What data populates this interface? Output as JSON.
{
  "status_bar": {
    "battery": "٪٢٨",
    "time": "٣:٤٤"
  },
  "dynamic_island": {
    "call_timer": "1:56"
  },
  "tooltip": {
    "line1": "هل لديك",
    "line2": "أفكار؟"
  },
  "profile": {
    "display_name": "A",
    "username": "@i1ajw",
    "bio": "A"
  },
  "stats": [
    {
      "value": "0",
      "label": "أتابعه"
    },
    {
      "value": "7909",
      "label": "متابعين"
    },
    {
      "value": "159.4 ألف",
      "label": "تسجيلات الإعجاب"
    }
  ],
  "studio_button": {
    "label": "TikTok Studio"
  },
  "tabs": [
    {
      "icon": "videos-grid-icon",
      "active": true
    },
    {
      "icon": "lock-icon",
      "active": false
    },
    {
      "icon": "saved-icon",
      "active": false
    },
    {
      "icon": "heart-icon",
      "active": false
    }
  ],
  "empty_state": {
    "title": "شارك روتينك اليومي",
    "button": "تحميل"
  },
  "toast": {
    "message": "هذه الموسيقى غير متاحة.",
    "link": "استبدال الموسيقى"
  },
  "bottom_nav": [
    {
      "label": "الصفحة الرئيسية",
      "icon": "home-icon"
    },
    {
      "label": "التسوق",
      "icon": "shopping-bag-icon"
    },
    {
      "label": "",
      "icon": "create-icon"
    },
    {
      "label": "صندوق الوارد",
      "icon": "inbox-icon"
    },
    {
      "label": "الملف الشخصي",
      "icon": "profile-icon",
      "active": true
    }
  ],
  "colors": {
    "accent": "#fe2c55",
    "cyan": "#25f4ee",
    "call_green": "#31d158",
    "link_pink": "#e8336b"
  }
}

● **PROBLEM DETAILS**
Repeat the material above in full, quoting it exactly.

● **IN RESPONSE**
What data populates this interface? Output as JSON.
{
  "status_bar": {
    "battery": "٪٢٨",
    "time": "٣:٤٤"
  },
  "dynamic_island": {
    "call_timer": "1:56"
  },
  "tooltip": {
    "line1": "هل لديك",
    "line2": "أفكار؟"
  },
  "profile": {
    "display_name": "A",
    "username": "@i1ajw",
    "bio": "A"
  },
  "stats": [
    {
      "value": "0",
      "label": "أتابعه"
    },
    {
      "value": "7909",
      "label": "متابعين"
    },
    {
      "value": "159.4 ألف",
      "label": "تسجيلات الإعجاب"
    }
  ],
  "studio_button": {
    "label": "TikTok Studio"
  },
  "tabs": [
    {
      "icon": "videos-grid-icon",
      "active": true
    },
    {
      "icon": "lock-icon",
      "active": false
    },
    {
      "icon": "saved-icon",
      "active": false
    },
    {
      "icon": "heart-icon",
      "active": false
    }
  ],
  "empty_state": {
    "title": "شارك روتينك اليومي",
    "button": "تحميل"
  },
  "toast": {
    "message": "هذه الموسيقى غير متاحة.",
    "link": "استبدال الموسيقى"
  },
  "bottom_nav": [
    {
      "label": "الصفحة الرئيسية",
      "icon": "home-icon"
    },
    {
      "label": "التسوق",
      "icon": "shopping-bag-icon"
    },
    {
      "label": "",
      "icon": "create-icon"
    },
    {
      "label": "صندوق الوارد",
      "icon": "inbox-icon"
    },
    {
      "label": "الملف الشخصي",
      "icon": "profile-icon",
      "active": true
    }
  ],
  "colors": {
    "accent": "#fe2c55",
    "cyan": "#25f4ee",
    "call_green": "#31d158",
    "link_pink": "#e8336b"
  }
}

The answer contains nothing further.